## Exercise task
Single out each line with the word "Иные" and copy it.
---------- Exercise inputs ----------
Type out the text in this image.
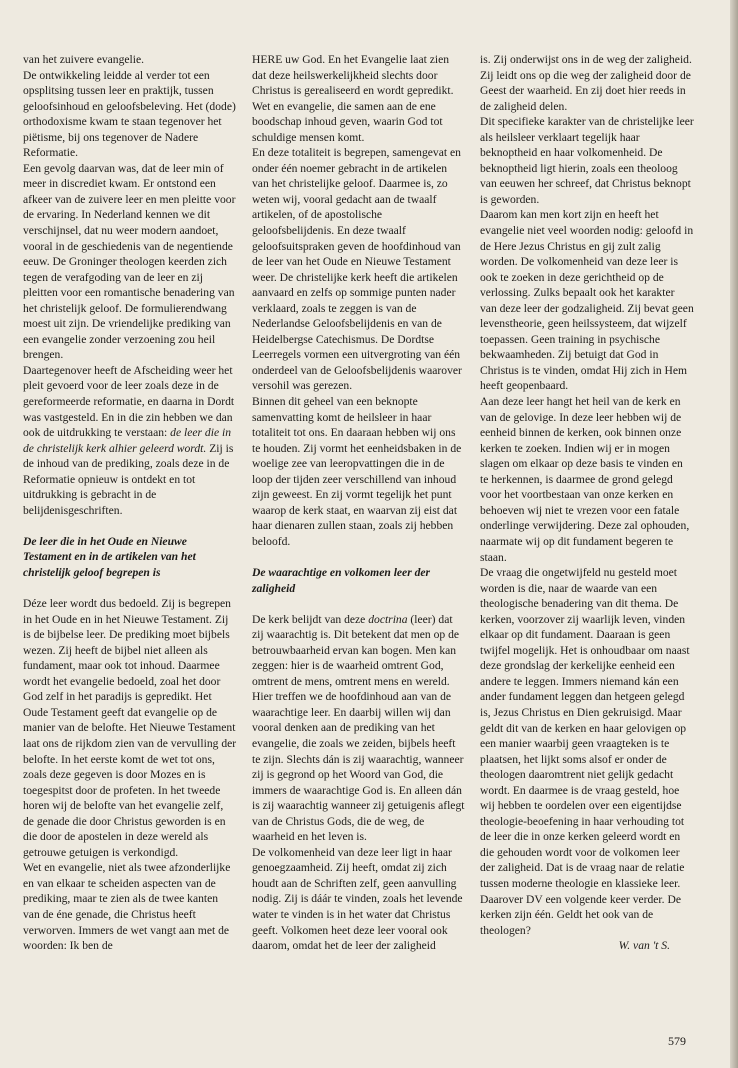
van het zuivere evangelie.

De ontwikkeling leidde al verder tot een opsplitsing tussen leer en praktijk, tussen geloofsinhoud en geloofsbeleving. Het (dode) orthodoxisme kwam te staan tegenover het piëtisme, bij ons tegenover de Nadere Reformatie.

Een gevolg daarvan was, dat de leer min of meer in discrediet kwam. Er ontstond een afkeer van de zuivere leer en men pleitte voor de ervaring. In Nederland kennen we dit verschijnsel, dat nu weer modern aandoet, vooral in de geschiedenis van de negentiende eeuw. De Groninger theologen keerden zich tegen de verafgoding van de leer en zij pleitten voor een romantische benadering van het christelijk geloof. De formulierendwang moest uit zijn. De vriendelijke prediking van een evangelie zonder verzoening zou heil brengen.

Daartegenover heeft de Afscheiding weer het pleit gevoerd voor de leer zoals deze in de gereformeerde reformatie, en daarna in Dordt was vastgesteld. En in die zin hebben we dan ook de uitdrukking te verstaan: de leer die in de christelijk kerk alhier geleerd wordt. Zij is de inhoud van de prediking, zoals deze in de Reformatie opnieuw is ontdekt en tot uitdrukking is gebracht in de belijdenisgeschriften.

De leer die in het Oude en Nieuwe Testament en in de artikelen van het christelijk geloof begrepen is

Déze leer wordt dus bedoeld. Zij is begrepen in het Oude en in het Nieuwe Testament. Zij is de bijbelse leer. De prediking moet bijbels wezen. Zij heeft de bijbel niet alleen als fundament, maar ook tot inhoud. Daarmee wordt het evangelie bedoeld, zoal het door God zelf in het paradijs is gepredikt. Het Oude Testament geeft dat evangelie op de manier van de belofte. Het Nieuwe Testament laat ons de rijkdom zien van de vervulling der belofte. In het eerste komt de wet tot ons, zoals deze gegeven is door Mozes en is toegespitst door de profeten. In het tweede horen wij de belofte van het evangelie zelf, de genade die door Christus geworden is en die door de apostelen in deze wereld als getrouwe getuigen is verkondigd.

Wet en evangelie, niet als twee afzonderlijke en van elkaar te scheiden aspecten van de prediking, maar te zien als de twee kanten van de éne genade, die Christus heeft verworven. Immers de wet vangt aan met de woorden: Ik ben de

HERE uw God. En het Evangelie laat zien dat deze heilswerkelijkheid slechts door Christus is gerealiseerd en wordt gepredikt. Wet en evangelie, die samen aan de ene boodschap inhoud geven, waarin God tot schuldige mensen komt.

En deze totaliteit is begrepen, samengevat en onder één noemer gebracht in de artikelen van het christelijke geloof. Daarmee is, zo weten wij, vooral gedacht aan de twaalf artikelen, of de apostolische geloofsbelijdenis. En deze twaalf geloofsuitspraken geven de hoofdinhoud van de leer van het Oude en Nieuwe Testament weer. De christelijke kerk heeft die artikelen aanvaard en zelfs op sommige punten nader verklaard, zoals te zeggen is van de Nederlandse Geloofsbelijdenis en van de Heidelbergse Catechismus. De Dordtse Leerregels vormen een uitvergroting van één onderdeel van de Geloofsbelijdenis waarover versohil was gerezen.

Binnen dit geheel van een beknopte samenvatting komt de heilsleer in haar totaliteit tot ons. En daaraan hebben wij ons te houden. Zij vormt het eenheidsbaken in de woelige zee van leeropvattingen die in de loop der tijden zeer verschillend van inhoud zijn geweest. En zij vormt tegelijk het punt waarop de kerk staat, en waarvan zij eist dat haar dienaren zullen staan, zoals zij hebben beloofd.

De waarachtige en volkomen leer der zaligheid

De kerk belijdt van deze doctrina (leer) dat zij waarachtig is. Dit betekent dat men op de betrouwbaarheid ervan kan bogen. Men kan zeggen: hier is de waarheid omtrent God, omtrent de mens, omtrent mens en wereld. Hier treffen we de hoofdinhoud aan van de waarachtige leer. En daarbij willen wij dan vooral denken aan de prediking van het evangelie, die zoals we zeiden, bijbels heeft te zijn. Slechts dán is zij waarachtig, wanneer zij is gegrond op het Woord van God, die immers de waarachtige God is. En alleen dán is zij waarachtig wanneer zij getuigenis aflegt van de Christus Gods, die de weg, de waarheid en het leven is.

De volkomenheid van deze leer ligt in haar genoegzaamheid. Zij heeft, omdat zij zich houdt aan de Schriften zelf, geen aanvulling nodig. Zij is dáár te vinden, zoals het levende water te vinden is in het water dat Christus geeft. Volkomen heet deze leer vooral ook daarom, omdat het de leer der zaligheid

is. Zij onderwijst ons in de weg der zaligheid. Zij leidt ons op die weg der zaligheid door de Geest der waarheid. En zij doet hier reeds in de zaligheid delen.

Dit specifieke karakter van de christelijke leer als heilsleer verklaart tegelijk haar beknoptheid en haar volkomenheid. De beknoptheid ligt hierin, zoals een theoloog van eeuwen her schreef, dat Christus beknopt is geworden.

Daarom kan men kort zijn en heeft het evangelie niet veel woorden nodig: geloofd in de Here Jezus Christus en gij zult zalig worden. De volkomenheid van deze leer is ook te zoeken in deze gerichtheid op de verlossing. Zulks bepaalt ook het karakter van deze leer der godzaligheid. Zij bevat geen levenstheorie, geen heilssysteem, dat wijzelf toepassen. Geen training in psychische bekwaamheden. Zij betuigt dat God in Christus is te vinden, omdat Hij zich in Hem heeft geopenbaard.

Aan deze leer hangt het heil van de kerk en van de gelovige. In deze leer hebben wij de eenheid binnen de kerken, ook binnen onze kerken te zoeken. Indien wij er in mogen slagen om elkaar op deze basis te vinden en te herkennen, is daarmee de grond gelegd voor het voortbestaan van onze kerken en behoeven wij niet te vrezen voor een fatale onderlinge verwijdering. Deze zal ophouden, naarmate wij op dit fundament begeren te staan.

De vraag die ongetwijfeld nu gesteld moet worden is die, naar de waarde van een theologische benadering van dit thema. De kerken, voorzover zij waarlijk leven, vinden elkaar op dit fundament. Daaraan is geen twijfel mogelijk. Het is onhoudbaar om naast deze grondslag der kerkelijke eenheid een andere te leggen. Immers niemand kán een ander fundament leggen dan hetgeen gelegd is, Jezus Christus en Dien gekruisigd. Maar geldt dit van de kerken en haar gelovigen op een manier waarbij geen vraagteken is te plaatsen, het lijkt soms alsof er onder de theologen daaromtrent niet gelijk gedacht wordt. En daarmee is de vraag gesteld, hoe wij hebben te oordelen over een eigentijdse theologie-beoefening in haar verhouding tot de leer die in onze kerken geleerd wordt en die gehouden wordt voor de volkomen leer der zaligheid. Dat is de vraag naar de relatie tussen moderne theologie en klassieke leer. Daarover DV een volgende keer verder. De kerken zijn één. Geldt het ook van de theologen?

W. van 't S.

579
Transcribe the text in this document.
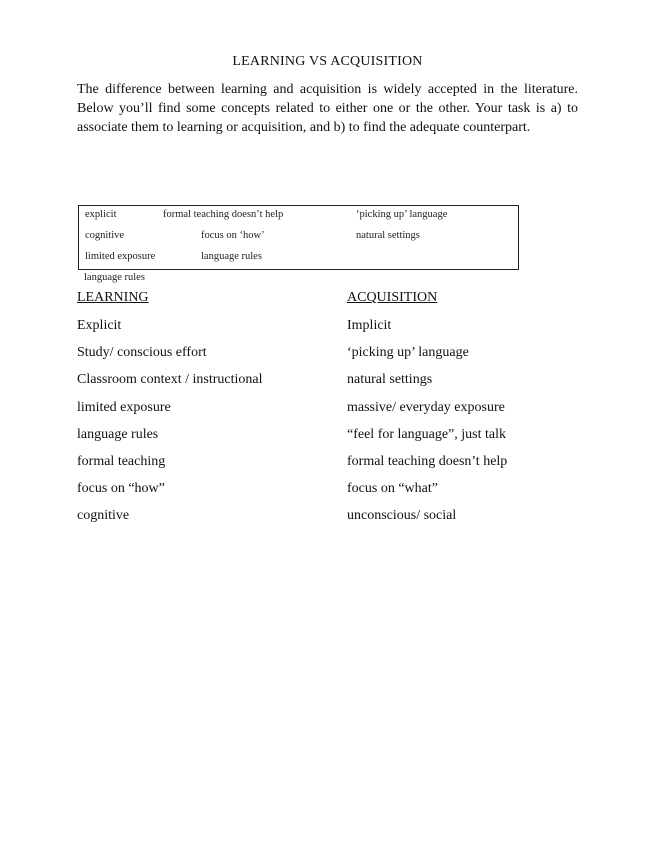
LEARNING VS ACQUISITION

The difference between learning and acquisition is widely accepted in the literature. Below you’ll find some concepts related to either one or the other. Your task is a) to associate them to learning or acquisition, and b) to find the adequate counterpart.

explicit	formal teaching doesn’t help	‘picking up’ language
cognitive	focus on ‘how’	natural settings
limited exposure	language rules
language rules
LEARNING	ACQUISITION
Explicit	Implicit
Study/ conscious effort	‘picking up’ language
Classroom context / instructional	natural settings
limited exposure	massive/ everyday exposure
language rules	“feel for language”, just talk
formal teaching	formal teaching doesn’t help
focus on “how”	focus on “what”
cognitive	unconscious/ social
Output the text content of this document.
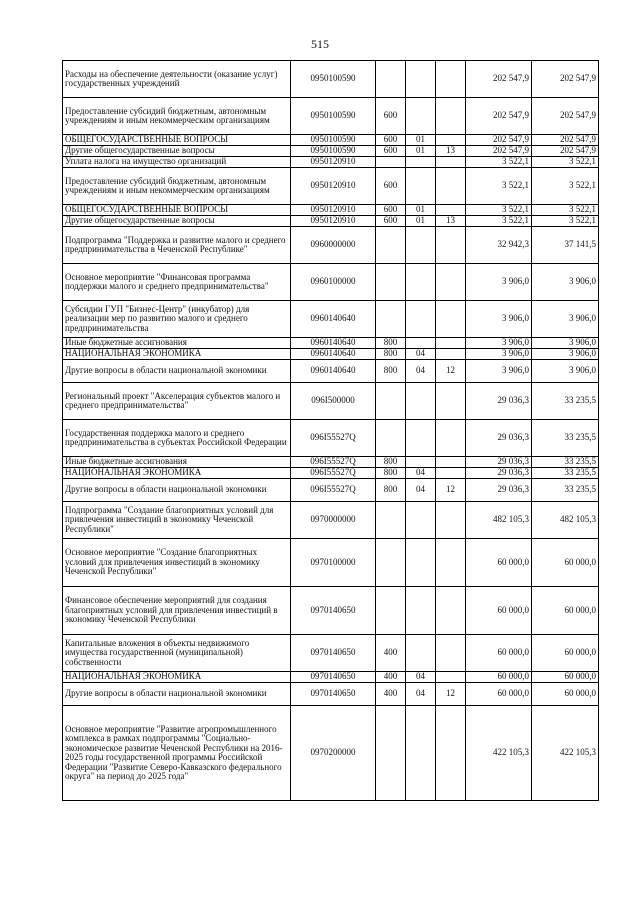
515
Расходы на обеспечение деятельности (оказание услуг) государственных учреждений	0950100590				202 547,9	202 547,9
Предоставление субсидий бюджетным, автономным учреждениям и иным некоммерческим организациям	0950100590	600			202 547,9	202 547,9
ОБЩЕГОСУДАРСТВЕННЫЕ ВОПРОСЫ	0950100590	600	01		202 547,9	202 547,9
Другие общегосударственные вопросы	0950100590	600	01	13	202 547,9	202 547,9
Уплата налога на имущество организаций	0950120910				3 522,1	3 522,1
Предоставление субсидий бюджетным, автономным учреждениям и иным некоммерческим организациям	0950120910	600			3 522,1	3 522,1
ОБЩЕГОСУДАРСТВЕННЫЕ ВОПРОСЫ	0950120910	600	01		3 522,1	3 522,1
Другие общегосударственные вопросы	0950120910	600	01	13	3 522,1	3 522,1
Подпрограмма "Поддержка и развитие малого и среднего предпринимательства в Чеченской Республике"	0960000000				32 942,3	37 141,5
Основное мероприятие "Финансовая программа поддержки малого и среднего предпринимательства"	0960100000				3 906,0	3 906,0
Субсидии ГУП "Бизнес-Центр" (инкубатор) для реализации мер по развитию малого и среднего предпринимательства	0960140640				3 906,0	3 906,0
Иные бюджетные ассигнования	0960140640	800			3 906,0	3 906,0
НАЦИОНАЛЬНАЯ ЭКОНОМИКА	0960140640	800	04		3 906,0	3 906,0
Другие вопросы в области национальной экономики	0960140640	800	04	12	3 906,0	3 906,0
Региональный проект "Акселерация субъектов малого и среднего предпринимательства"	096I500000				29 036,3	33 235,5
Государственная поддержка малого и среднего предпринимательства в субъектах Российской Федерации	096I55527Q				29 036,3	33 235,5
Иные бюджетные ассигнования	096I55527Q	800			29 036,3	33 235,5
НАЦИОНАЛЬНАЯ ЭКОНОМИКА	096I55527Q	800	04		29 036,3	33 235,5
Другие вопросы в области национальной экономики	096I55527Q	800	04	12	29 036,3	33 235,5
Подпрограмма "Создание благоприятных условий для привлечения инвестиций в экономику Чеченской Республики"	0970000000				482 105,3	482 105,3
Основное мероприятие "Создание благоприятных условий для привлечения инвестиций в экономику Чеченской Республики"	0970100000				60 000,0	60 000,0
Финансовое обеспечение мероприятий для создания благоприятных условий для привлечения инвестиций в экономику Чеченской Республики	0970140650				60 000,0	60 000,0
Капитальные вложения в объекты недвижимого имущества государственной (муниципальной) собственности	0970140650	400			60 000,0	60 000,0
НАЦИОНАЛЬНАЯ ЭКОНОМИКА	0970140650	400	04		60 000,0	60 000,0
Другие вопросы в области национальной экономики	0970140650	400	04	12	60 000,0	60 000,0
Основное мероприятие "Развитие агропромышленного комплекса в рамках подпрограммы "Социально-экономическое развитие Чеченской Республики на 2016-2025 годы государственной программы Российской Федерации "Развитие Северо-Кавказского федерального округа" на период до 2025 года"	0970200000				422 105,3	422 105,3
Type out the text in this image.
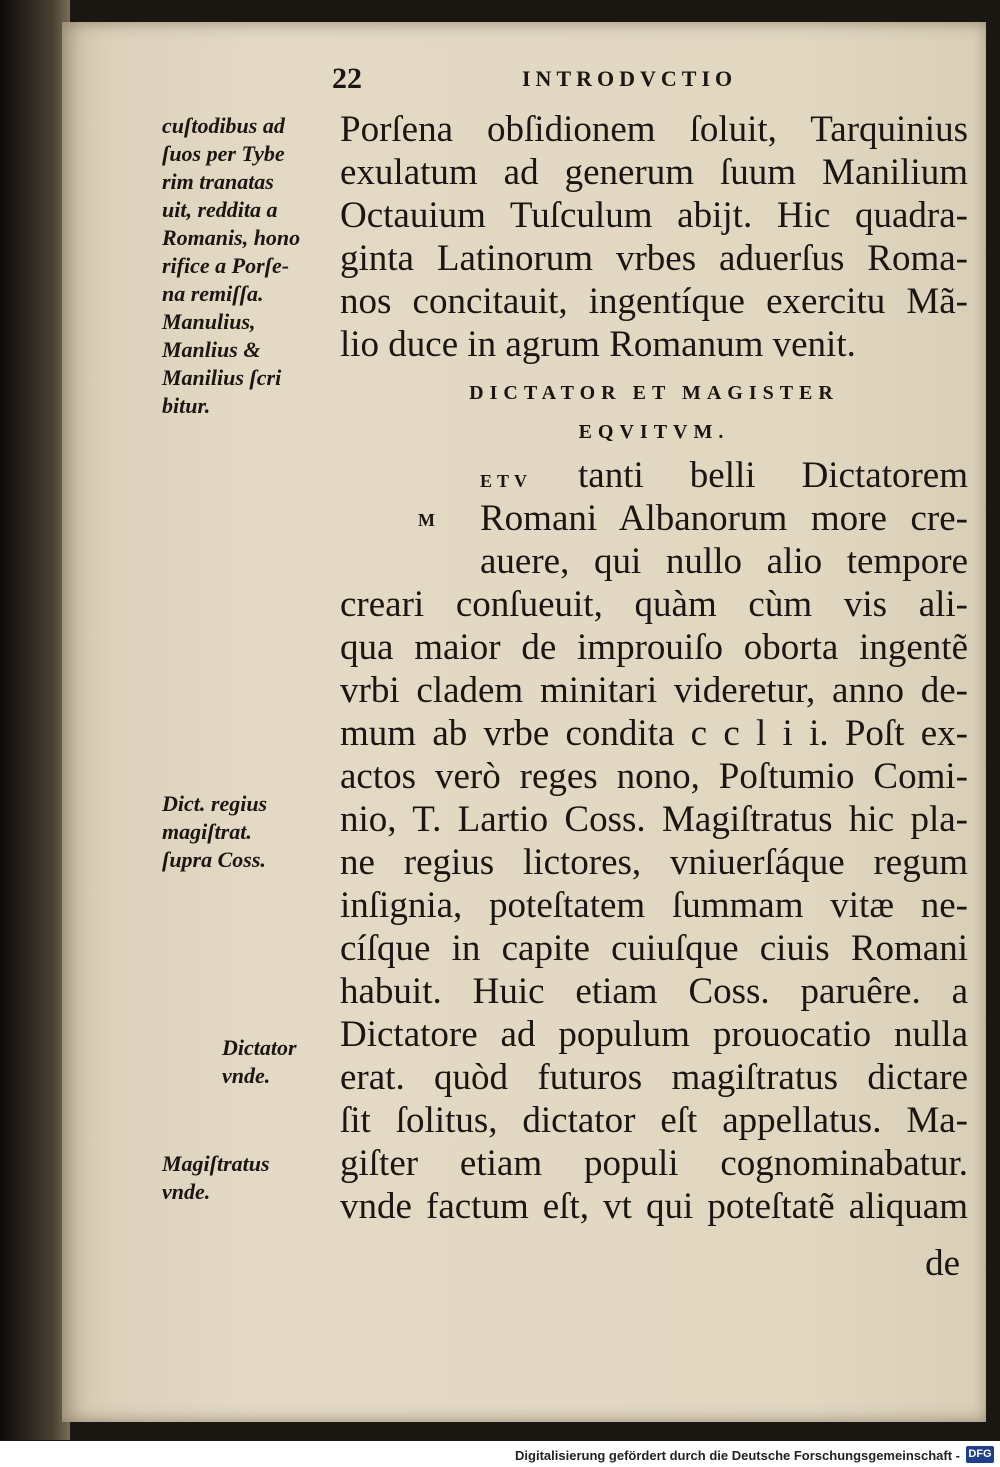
22	INTRODVCTIO
cuſtodibus ad
ſuos per Tybe
rim tranatas
uit, reddita a
Romanis, hono
rifice a Porſe-
na remiſſa.
Manulius,
Manlius &
Manilius ſcri
bitur.
Dict. regius
magiſtrat.
ſupra Coss.
Dictator
vnde.
Magiſtratus
vnde.
Porſena obſidionem ſoluit, Tarquinius
exulatum ad generum ſuum Manilium
Octauium Tuſculum abijt. Hic quadra-
ginta Latinorum vrbes aduerſus Roma-
nos concitauit, ingentíque exercitu Mã-
lio duce in agrum Romanum venit.
DICTATOR ET MAGISTER
EQVITVM.
M
ETV tanti belli Dictatorem
Romani Albanorum more cre-
auere, qui nullo alio tempore
creari conſueuit, quàm cùm vis ali-
qua maior de improuiſo oborta ingentẽ
vrbi cladem minitari videretur, anno de-
mum ab vrbe condita c c l i i. Poſt ex-
actos verò reges nono, Poſtumio Comi-
nio, T. Lartio Coss. Magiſtratus hic pla-
ne regius lictores, vniuerſáque regum
inſignia, poteſtatem ſummam vitæ ne-
cíſque in capite cuiuſque ciuis Romani
habuit. Huic etiam Coss. paruêre. a
Dictatore ad populum prouocatio nulla
erat. quòd futuros magiſtratus dictare
ſit ſolitus, dictator eſt appellatus. Ma-
giſter etiam populi cognominabatur.
vnde factum eſt, vt qui poteſtatẽ aliquam
de
Digitalisierung gefördert durch die Deutsche Forschungsgemeinschaft - DFG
----------
## Worked answer
Иные бюджетные ассигнования	0960140640	800			3 906,0	3 906,0
Иные бюджетные ассигнования	096I55527Q	800			29 036,3	33 235,5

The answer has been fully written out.